[Collected data entries]
__________
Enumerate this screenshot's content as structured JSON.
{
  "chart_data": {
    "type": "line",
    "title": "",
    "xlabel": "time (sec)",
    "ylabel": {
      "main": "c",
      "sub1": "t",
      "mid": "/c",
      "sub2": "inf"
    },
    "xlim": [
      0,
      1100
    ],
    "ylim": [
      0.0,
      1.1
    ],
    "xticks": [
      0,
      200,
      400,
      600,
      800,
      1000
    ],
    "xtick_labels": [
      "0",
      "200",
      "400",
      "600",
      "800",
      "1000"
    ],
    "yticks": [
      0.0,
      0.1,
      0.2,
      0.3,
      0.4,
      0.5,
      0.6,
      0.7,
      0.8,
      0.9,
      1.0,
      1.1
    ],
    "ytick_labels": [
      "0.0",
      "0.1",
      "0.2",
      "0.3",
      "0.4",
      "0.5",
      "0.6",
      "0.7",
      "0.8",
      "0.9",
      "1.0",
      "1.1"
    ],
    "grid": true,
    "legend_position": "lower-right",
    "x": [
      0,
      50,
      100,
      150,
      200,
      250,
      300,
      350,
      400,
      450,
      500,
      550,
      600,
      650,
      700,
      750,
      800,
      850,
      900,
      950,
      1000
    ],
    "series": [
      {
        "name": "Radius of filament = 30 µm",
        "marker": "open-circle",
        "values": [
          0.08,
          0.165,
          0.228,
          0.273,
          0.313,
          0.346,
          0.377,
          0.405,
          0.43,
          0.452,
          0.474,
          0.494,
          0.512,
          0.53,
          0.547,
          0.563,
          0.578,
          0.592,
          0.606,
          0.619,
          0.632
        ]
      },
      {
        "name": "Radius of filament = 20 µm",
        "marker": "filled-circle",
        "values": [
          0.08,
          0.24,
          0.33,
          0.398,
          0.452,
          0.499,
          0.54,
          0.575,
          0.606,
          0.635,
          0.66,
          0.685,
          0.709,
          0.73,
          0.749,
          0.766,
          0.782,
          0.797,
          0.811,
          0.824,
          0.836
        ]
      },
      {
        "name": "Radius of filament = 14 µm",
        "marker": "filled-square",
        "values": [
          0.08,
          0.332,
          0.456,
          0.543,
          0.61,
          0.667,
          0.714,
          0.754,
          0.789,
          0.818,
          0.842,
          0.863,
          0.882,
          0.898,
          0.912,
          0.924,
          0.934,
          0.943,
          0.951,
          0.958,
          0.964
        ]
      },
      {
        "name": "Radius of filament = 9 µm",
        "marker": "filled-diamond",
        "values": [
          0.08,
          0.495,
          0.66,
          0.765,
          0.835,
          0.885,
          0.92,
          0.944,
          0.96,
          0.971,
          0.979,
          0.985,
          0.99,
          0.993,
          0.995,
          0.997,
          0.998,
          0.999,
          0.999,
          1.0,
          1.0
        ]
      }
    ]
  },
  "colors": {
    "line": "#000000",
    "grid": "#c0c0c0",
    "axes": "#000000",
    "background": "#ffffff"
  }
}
__________
Your task is to list each line of the records with the word "marker".

        "marker": "open-circle",
        "marker": "filled-circle",
        "marker": "filled-square",
        "marker": "filled-diamond",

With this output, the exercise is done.